Exercise details –
Locate every line in the material below that has the word "votar". Copy each of those lines.

>> begin

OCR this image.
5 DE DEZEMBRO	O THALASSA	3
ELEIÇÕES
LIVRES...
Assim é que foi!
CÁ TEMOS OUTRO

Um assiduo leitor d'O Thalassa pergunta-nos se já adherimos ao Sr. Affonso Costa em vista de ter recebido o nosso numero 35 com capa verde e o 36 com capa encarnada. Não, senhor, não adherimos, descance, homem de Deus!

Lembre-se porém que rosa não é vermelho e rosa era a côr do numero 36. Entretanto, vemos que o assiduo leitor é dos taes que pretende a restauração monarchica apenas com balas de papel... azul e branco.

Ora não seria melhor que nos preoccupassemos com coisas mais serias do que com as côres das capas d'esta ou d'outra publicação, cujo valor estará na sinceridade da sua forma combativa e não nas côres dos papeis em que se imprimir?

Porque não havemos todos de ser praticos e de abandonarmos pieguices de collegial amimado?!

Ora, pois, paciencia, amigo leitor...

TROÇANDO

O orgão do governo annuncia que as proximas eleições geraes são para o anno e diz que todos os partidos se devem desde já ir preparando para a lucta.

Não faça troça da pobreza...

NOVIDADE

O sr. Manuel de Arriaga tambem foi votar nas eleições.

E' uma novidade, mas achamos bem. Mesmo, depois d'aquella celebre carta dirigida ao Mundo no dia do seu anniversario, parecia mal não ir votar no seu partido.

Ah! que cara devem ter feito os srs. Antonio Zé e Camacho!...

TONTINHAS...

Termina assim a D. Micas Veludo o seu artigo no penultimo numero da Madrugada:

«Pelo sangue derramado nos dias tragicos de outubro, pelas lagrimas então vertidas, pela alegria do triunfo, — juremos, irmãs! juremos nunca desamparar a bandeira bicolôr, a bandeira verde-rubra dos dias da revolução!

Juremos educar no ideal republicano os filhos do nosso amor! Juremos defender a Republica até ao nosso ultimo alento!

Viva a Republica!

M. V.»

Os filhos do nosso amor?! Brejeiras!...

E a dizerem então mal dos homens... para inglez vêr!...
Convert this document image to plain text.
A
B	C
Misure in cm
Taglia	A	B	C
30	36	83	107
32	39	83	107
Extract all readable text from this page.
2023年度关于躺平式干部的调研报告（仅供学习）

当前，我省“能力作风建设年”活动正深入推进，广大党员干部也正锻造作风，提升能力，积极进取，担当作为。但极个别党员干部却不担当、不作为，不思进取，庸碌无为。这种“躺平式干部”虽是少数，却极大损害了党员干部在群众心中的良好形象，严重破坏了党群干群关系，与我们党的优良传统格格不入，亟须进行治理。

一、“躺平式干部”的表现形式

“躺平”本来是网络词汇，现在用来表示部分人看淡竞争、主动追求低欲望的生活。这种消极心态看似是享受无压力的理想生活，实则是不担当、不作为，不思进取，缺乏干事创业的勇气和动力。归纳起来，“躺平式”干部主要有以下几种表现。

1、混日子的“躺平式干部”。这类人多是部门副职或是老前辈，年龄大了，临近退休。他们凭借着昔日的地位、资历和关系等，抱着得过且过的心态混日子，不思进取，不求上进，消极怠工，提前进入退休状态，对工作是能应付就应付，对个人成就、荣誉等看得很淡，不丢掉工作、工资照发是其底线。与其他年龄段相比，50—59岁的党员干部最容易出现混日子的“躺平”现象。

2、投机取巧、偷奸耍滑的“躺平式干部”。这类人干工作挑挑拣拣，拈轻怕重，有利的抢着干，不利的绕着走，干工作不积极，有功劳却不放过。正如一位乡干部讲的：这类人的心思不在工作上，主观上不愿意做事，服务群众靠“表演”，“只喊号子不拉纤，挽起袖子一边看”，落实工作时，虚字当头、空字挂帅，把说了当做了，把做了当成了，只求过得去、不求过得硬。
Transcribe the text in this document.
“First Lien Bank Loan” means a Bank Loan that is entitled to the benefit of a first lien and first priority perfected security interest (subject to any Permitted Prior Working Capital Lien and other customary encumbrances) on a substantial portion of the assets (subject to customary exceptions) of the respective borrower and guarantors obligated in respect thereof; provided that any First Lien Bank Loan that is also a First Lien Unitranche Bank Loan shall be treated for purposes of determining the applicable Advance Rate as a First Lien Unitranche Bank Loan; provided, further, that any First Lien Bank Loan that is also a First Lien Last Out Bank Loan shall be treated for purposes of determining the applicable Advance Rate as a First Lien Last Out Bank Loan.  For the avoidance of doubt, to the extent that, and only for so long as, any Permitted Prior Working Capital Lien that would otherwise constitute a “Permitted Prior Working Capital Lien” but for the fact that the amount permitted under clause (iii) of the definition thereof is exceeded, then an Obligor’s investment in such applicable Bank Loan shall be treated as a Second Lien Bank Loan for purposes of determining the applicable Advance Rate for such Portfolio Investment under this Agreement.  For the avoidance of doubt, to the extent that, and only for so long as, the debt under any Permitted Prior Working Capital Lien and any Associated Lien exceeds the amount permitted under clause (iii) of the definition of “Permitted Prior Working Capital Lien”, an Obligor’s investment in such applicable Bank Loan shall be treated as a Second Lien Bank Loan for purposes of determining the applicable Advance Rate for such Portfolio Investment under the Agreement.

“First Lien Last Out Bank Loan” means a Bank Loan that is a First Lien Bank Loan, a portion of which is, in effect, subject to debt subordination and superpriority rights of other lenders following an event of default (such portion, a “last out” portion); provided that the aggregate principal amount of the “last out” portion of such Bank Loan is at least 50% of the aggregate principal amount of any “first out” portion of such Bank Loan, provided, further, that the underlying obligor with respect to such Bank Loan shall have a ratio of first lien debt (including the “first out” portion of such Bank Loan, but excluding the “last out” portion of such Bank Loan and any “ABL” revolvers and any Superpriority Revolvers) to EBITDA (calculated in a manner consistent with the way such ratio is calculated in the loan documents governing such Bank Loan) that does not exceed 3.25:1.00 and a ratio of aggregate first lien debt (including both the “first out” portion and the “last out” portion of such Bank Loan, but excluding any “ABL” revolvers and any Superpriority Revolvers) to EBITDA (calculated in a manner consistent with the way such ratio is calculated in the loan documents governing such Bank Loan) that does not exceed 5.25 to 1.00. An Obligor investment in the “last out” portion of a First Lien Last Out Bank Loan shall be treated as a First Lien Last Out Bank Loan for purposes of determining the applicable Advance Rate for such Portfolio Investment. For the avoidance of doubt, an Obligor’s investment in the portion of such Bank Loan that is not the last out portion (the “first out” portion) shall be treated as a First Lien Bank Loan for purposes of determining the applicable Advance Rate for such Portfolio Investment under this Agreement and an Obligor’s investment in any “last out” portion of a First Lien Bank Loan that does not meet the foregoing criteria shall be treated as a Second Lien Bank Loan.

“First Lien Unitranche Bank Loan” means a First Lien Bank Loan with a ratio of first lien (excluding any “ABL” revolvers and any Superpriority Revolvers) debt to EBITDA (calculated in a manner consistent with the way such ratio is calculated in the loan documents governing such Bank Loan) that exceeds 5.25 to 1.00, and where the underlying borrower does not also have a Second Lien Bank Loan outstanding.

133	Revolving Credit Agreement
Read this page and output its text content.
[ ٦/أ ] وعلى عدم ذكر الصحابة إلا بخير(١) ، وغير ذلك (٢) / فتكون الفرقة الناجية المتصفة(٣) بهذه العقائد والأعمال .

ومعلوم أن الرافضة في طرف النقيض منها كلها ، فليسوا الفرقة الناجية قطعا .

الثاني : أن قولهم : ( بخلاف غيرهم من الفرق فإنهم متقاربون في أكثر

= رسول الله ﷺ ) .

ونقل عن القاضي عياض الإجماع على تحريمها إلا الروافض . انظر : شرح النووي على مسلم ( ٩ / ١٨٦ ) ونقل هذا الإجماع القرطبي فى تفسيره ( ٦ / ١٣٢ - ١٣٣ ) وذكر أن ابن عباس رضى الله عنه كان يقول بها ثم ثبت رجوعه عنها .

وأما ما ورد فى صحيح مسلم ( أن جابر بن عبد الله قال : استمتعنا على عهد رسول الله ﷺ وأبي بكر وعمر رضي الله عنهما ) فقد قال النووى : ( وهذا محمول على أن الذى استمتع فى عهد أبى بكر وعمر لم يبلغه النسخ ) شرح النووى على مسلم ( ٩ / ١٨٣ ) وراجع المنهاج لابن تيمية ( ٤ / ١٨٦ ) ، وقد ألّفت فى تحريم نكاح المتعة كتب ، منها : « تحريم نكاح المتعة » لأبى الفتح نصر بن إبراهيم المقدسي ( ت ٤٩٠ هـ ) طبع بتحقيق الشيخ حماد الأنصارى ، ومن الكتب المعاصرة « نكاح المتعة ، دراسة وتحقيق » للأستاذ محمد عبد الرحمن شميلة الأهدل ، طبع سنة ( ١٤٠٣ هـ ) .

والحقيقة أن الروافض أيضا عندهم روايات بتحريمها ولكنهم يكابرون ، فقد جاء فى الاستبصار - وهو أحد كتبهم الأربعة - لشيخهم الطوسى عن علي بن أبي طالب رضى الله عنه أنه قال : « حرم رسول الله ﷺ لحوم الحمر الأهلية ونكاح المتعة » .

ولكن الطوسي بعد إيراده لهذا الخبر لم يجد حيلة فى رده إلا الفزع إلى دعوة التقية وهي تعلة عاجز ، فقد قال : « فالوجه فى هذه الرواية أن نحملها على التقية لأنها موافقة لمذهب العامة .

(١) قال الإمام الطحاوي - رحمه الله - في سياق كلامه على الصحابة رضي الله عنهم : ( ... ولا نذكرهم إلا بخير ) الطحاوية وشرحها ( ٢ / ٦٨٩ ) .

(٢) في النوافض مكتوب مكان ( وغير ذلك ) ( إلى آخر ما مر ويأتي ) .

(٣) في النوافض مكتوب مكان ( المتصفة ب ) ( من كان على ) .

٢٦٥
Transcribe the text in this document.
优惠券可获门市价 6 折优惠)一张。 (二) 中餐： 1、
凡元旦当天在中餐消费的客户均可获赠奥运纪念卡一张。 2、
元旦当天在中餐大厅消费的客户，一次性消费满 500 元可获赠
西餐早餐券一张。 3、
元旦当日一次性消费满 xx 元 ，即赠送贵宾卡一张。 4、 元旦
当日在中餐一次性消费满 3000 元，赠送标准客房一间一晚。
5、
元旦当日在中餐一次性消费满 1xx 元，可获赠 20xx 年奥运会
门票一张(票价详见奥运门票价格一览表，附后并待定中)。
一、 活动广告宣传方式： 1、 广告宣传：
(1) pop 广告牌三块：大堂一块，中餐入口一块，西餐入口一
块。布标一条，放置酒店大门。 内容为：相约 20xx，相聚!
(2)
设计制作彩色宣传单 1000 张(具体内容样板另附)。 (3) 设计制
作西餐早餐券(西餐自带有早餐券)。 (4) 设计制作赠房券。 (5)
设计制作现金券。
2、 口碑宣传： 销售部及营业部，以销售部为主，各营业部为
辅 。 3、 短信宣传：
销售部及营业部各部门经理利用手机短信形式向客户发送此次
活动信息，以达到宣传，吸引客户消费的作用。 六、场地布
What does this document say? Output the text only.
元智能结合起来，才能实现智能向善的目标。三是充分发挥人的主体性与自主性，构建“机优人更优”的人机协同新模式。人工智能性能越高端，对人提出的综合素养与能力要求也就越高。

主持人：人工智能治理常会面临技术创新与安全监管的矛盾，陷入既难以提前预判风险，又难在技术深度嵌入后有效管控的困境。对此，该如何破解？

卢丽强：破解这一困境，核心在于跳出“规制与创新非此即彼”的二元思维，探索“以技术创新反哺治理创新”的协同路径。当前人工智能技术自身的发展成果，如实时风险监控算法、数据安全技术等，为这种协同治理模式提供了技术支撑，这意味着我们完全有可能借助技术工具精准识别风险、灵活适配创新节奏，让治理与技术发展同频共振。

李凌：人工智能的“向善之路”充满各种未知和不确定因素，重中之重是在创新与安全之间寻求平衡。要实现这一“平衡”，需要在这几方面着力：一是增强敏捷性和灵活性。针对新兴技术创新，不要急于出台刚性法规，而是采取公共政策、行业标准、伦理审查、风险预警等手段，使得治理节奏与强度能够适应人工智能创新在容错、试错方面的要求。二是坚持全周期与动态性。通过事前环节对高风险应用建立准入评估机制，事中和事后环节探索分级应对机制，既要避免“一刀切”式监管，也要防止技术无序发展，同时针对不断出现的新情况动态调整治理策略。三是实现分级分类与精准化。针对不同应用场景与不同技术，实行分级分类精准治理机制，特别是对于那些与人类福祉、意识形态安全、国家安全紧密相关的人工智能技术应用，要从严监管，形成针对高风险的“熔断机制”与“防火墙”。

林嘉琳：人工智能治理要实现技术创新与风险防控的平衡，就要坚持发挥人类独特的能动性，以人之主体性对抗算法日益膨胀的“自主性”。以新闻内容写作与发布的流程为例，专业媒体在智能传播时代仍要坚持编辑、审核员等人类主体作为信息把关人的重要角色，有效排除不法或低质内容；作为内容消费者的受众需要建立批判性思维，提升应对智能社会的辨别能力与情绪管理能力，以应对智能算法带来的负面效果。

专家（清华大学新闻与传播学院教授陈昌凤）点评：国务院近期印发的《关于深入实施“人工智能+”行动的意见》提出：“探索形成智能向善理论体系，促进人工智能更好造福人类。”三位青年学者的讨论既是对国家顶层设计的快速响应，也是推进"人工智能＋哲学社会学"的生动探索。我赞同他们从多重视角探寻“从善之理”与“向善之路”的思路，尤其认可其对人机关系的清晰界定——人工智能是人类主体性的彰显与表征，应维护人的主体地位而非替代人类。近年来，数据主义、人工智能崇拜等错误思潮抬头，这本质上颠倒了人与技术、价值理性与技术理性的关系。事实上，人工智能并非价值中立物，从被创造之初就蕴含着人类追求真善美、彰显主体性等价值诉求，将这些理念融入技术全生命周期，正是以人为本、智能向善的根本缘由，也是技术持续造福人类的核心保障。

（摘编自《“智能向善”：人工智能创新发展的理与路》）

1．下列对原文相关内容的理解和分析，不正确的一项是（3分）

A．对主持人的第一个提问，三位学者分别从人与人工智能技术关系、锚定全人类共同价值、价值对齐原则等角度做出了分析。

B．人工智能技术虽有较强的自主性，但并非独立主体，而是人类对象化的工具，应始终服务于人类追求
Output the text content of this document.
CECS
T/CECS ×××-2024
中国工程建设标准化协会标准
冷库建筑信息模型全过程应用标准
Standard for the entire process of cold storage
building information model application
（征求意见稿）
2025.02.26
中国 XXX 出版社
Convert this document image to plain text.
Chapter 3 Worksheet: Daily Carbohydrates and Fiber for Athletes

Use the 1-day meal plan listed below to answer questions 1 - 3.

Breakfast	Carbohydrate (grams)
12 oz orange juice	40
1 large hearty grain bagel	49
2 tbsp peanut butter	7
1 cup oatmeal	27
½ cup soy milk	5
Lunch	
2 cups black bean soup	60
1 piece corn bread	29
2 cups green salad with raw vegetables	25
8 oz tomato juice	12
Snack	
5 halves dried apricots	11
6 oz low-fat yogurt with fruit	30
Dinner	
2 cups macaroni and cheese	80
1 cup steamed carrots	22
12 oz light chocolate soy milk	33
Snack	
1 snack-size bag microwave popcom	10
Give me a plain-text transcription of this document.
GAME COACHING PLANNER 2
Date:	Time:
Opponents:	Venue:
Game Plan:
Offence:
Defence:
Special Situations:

>> end

Exercise solution –
O sr. Manuel de Arriaga tambem foi votar nas eleições.
E' uma novidade, mas achamos bem. Mesmo, depois d'aquella celebre carta dirigida ao Mundo no dia do seu anniversario, parecia mal não ir votar no seu partido.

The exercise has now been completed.